How many of the lines below contain "Center"? Answer with that number alone.

---*---

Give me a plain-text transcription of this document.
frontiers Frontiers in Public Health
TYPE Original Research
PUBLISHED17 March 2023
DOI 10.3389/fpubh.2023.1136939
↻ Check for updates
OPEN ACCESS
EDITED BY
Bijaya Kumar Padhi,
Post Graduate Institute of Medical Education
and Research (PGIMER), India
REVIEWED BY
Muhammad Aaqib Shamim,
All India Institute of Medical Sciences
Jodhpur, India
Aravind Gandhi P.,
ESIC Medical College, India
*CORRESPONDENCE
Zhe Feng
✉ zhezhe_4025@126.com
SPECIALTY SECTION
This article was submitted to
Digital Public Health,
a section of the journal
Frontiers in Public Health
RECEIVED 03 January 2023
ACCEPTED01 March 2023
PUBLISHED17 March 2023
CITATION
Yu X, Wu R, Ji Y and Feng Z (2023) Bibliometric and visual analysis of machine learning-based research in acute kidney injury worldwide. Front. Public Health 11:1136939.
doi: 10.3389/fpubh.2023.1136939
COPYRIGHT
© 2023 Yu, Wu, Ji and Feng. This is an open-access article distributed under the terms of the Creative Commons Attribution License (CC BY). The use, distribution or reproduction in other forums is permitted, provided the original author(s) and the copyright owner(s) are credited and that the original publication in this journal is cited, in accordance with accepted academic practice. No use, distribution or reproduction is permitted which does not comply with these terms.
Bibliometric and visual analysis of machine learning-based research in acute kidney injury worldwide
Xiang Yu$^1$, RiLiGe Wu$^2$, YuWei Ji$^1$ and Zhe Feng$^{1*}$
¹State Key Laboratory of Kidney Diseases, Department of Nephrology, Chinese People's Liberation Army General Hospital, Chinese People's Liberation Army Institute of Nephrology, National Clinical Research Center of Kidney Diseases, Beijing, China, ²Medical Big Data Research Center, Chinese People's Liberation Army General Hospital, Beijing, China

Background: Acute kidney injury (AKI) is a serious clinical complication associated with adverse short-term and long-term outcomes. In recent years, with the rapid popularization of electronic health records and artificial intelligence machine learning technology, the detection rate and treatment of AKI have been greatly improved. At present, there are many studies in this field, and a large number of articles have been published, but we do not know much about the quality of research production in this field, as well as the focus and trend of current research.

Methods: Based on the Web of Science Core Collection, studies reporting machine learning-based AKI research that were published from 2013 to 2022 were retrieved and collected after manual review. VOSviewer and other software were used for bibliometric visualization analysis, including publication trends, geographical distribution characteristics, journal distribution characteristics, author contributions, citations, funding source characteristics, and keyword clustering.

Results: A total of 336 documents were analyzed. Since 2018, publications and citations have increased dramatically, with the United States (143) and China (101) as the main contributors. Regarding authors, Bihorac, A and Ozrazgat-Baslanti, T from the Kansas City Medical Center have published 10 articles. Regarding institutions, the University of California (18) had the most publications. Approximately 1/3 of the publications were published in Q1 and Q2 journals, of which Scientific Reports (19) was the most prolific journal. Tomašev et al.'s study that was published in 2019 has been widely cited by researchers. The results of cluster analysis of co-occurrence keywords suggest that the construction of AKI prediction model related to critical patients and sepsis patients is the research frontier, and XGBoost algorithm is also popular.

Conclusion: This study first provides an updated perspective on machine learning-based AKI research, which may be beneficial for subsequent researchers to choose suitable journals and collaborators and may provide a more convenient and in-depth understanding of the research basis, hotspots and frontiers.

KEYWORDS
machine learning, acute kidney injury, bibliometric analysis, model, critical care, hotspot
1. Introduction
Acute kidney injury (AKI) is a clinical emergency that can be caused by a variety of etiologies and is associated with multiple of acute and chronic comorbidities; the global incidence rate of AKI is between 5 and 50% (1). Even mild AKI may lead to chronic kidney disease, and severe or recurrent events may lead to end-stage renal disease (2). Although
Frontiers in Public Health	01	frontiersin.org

---*---

_SOLVED EXERCISE_:
2